▶ _The input_

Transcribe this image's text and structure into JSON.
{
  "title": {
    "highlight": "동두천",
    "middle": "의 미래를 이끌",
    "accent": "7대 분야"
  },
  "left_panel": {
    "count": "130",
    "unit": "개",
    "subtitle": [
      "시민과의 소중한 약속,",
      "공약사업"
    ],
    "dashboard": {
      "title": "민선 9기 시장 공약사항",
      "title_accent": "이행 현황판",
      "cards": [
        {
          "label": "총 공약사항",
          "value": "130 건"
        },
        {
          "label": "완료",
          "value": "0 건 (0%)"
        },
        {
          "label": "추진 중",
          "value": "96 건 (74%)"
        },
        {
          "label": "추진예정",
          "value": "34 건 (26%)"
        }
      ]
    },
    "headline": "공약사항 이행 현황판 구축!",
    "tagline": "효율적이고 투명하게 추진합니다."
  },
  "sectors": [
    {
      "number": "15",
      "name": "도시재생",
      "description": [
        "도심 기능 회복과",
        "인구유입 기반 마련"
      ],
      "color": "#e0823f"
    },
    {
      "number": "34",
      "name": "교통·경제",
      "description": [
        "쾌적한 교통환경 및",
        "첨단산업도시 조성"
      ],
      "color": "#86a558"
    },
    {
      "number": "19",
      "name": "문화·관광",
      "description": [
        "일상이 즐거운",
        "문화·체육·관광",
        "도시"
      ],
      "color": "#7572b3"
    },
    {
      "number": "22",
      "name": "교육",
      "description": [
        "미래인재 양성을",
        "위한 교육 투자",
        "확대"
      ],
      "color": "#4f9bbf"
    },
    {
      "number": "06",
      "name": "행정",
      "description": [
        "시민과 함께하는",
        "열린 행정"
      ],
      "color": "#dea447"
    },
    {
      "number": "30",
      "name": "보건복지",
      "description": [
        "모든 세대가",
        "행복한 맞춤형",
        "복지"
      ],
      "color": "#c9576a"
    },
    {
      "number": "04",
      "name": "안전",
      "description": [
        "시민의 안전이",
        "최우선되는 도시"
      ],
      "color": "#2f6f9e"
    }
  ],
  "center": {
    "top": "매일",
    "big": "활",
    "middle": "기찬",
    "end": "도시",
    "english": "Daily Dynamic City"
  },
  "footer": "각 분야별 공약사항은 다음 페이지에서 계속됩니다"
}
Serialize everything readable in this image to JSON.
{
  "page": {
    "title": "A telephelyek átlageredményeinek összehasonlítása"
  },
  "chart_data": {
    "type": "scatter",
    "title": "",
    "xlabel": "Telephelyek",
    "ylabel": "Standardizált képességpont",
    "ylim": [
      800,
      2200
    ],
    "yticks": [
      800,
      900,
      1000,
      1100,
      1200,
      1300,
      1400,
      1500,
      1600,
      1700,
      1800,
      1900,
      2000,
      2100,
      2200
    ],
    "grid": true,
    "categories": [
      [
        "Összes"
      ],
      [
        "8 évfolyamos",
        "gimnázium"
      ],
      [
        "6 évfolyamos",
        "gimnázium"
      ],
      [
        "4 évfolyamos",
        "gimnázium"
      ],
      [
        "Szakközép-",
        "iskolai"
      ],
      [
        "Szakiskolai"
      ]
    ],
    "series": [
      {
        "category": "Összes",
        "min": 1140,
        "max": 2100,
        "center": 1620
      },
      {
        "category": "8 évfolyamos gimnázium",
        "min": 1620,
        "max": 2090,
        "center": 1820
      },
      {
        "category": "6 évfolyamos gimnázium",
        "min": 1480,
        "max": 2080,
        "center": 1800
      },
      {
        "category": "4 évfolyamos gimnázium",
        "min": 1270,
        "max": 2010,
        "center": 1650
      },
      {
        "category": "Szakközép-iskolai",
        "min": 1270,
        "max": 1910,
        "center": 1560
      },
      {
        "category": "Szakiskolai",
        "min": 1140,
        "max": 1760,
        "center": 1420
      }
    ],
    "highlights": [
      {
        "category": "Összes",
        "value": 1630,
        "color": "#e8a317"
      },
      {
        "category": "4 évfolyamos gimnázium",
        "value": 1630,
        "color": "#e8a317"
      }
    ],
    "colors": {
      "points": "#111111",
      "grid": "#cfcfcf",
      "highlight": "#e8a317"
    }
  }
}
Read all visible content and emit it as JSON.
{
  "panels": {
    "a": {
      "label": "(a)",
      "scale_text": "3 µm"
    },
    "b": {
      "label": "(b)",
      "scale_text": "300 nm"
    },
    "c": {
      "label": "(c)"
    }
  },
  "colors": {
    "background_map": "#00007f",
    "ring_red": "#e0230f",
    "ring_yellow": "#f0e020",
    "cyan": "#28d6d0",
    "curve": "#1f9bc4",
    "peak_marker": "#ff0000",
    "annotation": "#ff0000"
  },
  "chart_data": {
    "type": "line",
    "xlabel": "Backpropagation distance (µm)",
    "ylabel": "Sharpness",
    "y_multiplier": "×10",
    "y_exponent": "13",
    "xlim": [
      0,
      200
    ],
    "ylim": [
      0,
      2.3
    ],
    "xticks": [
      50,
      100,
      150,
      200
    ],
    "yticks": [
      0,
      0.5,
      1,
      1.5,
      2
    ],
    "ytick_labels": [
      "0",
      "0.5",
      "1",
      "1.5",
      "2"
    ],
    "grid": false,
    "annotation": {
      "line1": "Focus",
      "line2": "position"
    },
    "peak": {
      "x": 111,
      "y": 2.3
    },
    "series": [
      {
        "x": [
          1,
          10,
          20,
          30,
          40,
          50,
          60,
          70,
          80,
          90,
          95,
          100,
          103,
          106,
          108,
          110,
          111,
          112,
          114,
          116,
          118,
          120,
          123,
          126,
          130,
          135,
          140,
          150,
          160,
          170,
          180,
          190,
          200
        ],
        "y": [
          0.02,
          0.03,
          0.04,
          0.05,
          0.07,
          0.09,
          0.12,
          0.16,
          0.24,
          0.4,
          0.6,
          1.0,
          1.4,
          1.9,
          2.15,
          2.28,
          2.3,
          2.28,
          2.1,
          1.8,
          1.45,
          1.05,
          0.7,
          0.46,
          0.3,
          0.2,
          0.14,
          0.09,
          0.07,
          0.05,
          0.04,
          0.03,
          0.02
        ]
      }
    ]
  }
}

▶ _Challenge_
Without leaving anything out, quote all the data.

▶ _Result_
Transcribe this image's text and structure into JSON.
{
  "title": {
    "highlight": "동두천",
    "middle": "의 미래를 이끌",
    "accent": "7대 분야"
  },
  "left_panel": {
    "count": "130",
    "unit": "개",
    "subtitle": [
      "시민과의 소중한 약속,",
      "공약사업"
    ],
    "dashboard": {
      "title": "민선 9기 시장 공약사항",
      "title_accent": "이행 현황판",
      "cards": [
        {
          "label": "총 공약사항",
          "value": "130 건"
        },
        {
          "label": "완료",
          "value": "0 건 (0%)"
        },
        {
          "label": "추진 중",
          "value": "96 건 (74%)"
        },
        {
          "label": "추진예정",
          "value": "34 건 (26%)"
        }
      ]
    },
    "headline": "공약사항 이행 현황판 구축!",
    "tagline": "효율적이고 투명하게 추진합니다."
  },
  "sectors": [
    {
      "number": "15",
      "name": "도시재생",
      "description": [
        "도심 기능 회복과",
        "인구유입 기반 마련"
      ],
      "color": "#e0823f"
    },
    {
      "number": "34",
      "name": "교통·경제",
      "description": [
        "쾌적한 교통환경 및",
        "첨단산업도시 조성"
      ],
      "color": "#86a558"
    },
    {
      "number": "19",
      "name": "문화·관광",
      "description": [
        "일상이 즐거운",
        "문화·체육·관광",
        "도시"
      ],
      "color": "#7572b3"
    },
    {
      "number": "22",
      "name": "교육",
      "description": [
        "미래인재 양성을",
        "위한 교육 투자",
        "확대"
      ],
      "color": "#4f9bbf"
    },
    {
      "number": "06",
      "name": "행정",
      "description": [
        "시민과 함께하는",
        "열린 행정"
      ],
      "color": "#dea447"
    },
    {
      "number": "30",
      "name": "보건복지",
      "description": [
        "모든 세대가",
        "행복한 맞춤형",
        "복지"
      ],
      "color": "#c9576a"
    },
    {
      "number": "04",
      "name": "안전",
      "description": [
        "시민의 안전이",
        "최우선되는 도시"
      ],
      "color": "#2f6f9e"
    }
  ],
  "center": {
    "top": "매일",
    "big": "활",
    "middle": "기찬",
    "end": "도시",
    "english": "Daily Dynamic City"
  },
  "footer": "각 분야별 공약사항은 다음 페이지에서 계속됩니다"
}
Serialize everything readable in this image to JSON.
{
  "page": {
    "title": "A telephelyek átlageredményeinek összehasonlítása"
  },
  "chart_data": {
    "type": "scatter",
    "title": "",
    "xlabel": "Telephelyek",
    "ylabel": "Standardizált képességpont",
    "ylim": [
      800,
      2200
    ],
    "yticks": [
      800,
      900,
      1000,
      1100,
      1200,
      1300,
      1400,
      1500,
      1600,
      1700,
      1800,
      1900,
      2000,
      2100,
      2200
    ],
    "grid": true,
    "categories": [
      [
        "Összes"
      ],
      [
        "8 évfolyamos",
        "gimnázium"
      ],
      [
        "6 évfolyamos",
        "gimnázium"
      ],
      [
        "4 évfolyamos",
        "gimnázium"
      ],
      [
        "Szakközép-",
        "iskolai"
      ],
      [
        "Szakiskolai"
      ]
    ],
    "series": [
      {
        "category": "Összes",
        "min": 1140,
        "max": 2100,
        "center": 1620
      },
      {
        "category": "8 évfolyamos gimnázium",
        "min": 1620,
        "max": 2090,
        "center": 1820
      },
      {
        "category": "6 évfolyamos gimnázium",
        "min": 1480,
        "max": 2080,
        "center": 1800
      },
      {
        "category": "4 évfolyamos gimnázium",
        "min": 1270,
        "max": 2010,
        "center": 1650
      },
      {
        "category": "Szakközép-iskolai",
        "min": 1270,
        "max": 1910,
        "center": 1560
      },
      {
        "category": "Szakiskolai",
        "min": 1140,
        "max": 1760,
        "center": 1420
      }
    ],
    "highlights": [
      {
        "category": "Összes",
        "value": 1630,
        "color": "#e8a317"
      },
      {
        "category": "4 évfolyamos gimnázium",
        "value": 1630,
        "color": "#e8a317"
      }
    ],
    "colors": {
      "points": "#111111",
      "grid": "#cfcfcf",
      "highlight": "#e8a317"
    }
  }
}
Read all visible content and emit it as JSON.
{
  "panels": {
    "a": {
      "label": "(a)",
      "scale_text": "3 µm"
    },
    "b": {
      "label": "(b)",
      "scale_text": "300 nm"
    },
    "c": {
      "label": "(c)"
    }
  },
  "colors": {
    "background_map": "#00007f",
    "ring_red": "#e0230f",
    "ring_yellow": "#f0e020",
    "cyan": "#28d6d0",
    "curve": "#1f9bc4",
    "peak_marker": "#ff0000",
    "annotation": "#ff0000"
  },
  "chart_data": {
    "type": "line",
    "xlabel": "Backpropagation distance (µm)",
    "ylabel": "Sharpness",
    "y_multiplier": "×10",
    "y_exponent": "13",
    "xlim": [
      0,
      200
    ],
    "ylim": [
      0,
      2.3
    ],
    "xticks": [
      50,
      100,
      150,
      200
    ],
    "yticks": [
      0,
      0.5,
      1,
      1.5,
      2
    ],
    "ytick_labels": [
      "0",
      "0.5",
      "1",
      "1.5",
      "2"
    ],
    "grid": false,
    "annotation": {
      "line1": "Focus",
      "line2": "position"
    },
    "peak": {
      "x": 111,
      "y": 2.3
    },
    "series": [
      {
        "x": [
          1,
          10,
          20,
          30,
          40,
          50,
          60,
          70,
          80,
          90,
          95,
          100,
          103,
          106,
          108,
          110,
          111,
          112,
          114,
          116,
          118,
          120,
          123,
          126,
          130,
          135,
          140,
          150,
          160,
          170,
          180,
          190,
          200
        ],
        "y": [
          0.02,
          0.03,
          0.04,
          0.05,
          0.07,
          0.09,
          0.12,
          0.16,
          0.24,
          0.4,
          0.6,
          1.0,
          1.4,
          1.9,
          2.15,
          2.28,
          2.3,
          2.28,
          2.1,
          1.8,
          1.45,
          1.05,
          0.7,
          0.46,
          0.3,
          0.2,
          0.14,
          0.09,
          0.07,
          0.05,
          0.04,
          0.03,
          0.02
        ]
      }
    ]
  }
}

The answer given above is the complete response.